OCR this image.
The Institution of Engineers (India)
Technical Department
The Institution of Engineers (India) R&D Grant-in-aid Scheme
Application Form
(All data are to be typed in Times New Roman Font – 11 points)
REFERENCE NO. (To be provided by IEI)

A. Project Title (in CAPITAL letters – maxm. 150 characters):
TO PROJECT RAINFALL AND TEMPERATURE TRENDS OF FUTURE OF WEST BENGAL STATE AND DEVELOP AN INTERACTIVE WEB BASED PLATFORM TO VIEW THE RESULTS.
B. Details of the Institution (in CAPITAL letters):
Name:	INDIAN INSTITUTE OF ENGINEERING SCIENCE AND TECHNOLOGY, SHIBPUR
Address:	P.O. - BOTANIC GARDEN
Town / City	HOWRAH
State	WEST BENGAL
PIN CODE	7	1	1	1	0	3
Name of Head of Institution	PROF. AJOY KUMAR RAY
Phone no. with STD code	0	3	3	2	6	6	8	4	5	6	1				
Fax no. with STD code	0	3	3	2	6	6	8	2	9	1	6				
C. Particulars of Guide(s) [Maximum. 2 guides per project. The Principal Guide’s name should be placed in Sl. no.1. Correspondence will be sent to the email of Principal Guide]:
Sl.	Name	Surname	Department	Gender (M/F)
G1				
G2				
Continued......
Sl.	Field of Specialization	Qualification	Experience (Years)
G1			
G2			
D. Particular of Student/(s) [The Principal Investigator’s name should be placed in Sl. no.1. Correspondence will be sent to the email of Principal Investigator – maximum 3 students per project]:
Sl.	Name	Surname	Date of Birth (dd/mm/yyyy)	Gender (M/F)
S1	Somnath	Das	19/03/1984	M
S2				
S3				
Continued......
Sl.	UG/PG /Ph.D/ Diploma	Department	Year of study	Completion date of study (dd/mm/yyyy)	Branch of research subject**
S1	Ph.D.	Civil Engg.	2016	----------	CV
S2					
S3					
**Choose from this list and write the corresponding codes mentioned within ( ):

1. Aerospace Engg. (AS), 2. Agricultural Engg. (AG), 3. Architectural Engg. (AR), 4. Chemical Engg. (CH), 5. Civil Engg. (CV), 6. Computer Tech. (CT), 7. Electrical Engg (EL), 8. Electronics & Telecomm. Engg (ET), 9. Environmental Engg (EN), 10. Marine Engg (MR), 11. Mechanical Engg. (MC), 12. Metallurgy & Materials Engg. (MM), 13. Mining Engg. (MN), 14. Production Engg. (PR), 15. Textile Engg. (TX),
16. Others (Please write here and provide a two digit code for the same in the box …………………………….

◇ ◇ ◇ ◇ ◇

**Directions for this task**.
Pull every line containing "yyyy" out of the data above.

**Response to the exercise**.
Sl.	Name	Surname	Date of Birth (dd/mm/yyyy)	Gender (M/F)
Sl.	UG/PG /Ph.D/ Diploma	Department	Year of study	Completion date of study (dd/mm/yyyy)	Branch of research subject**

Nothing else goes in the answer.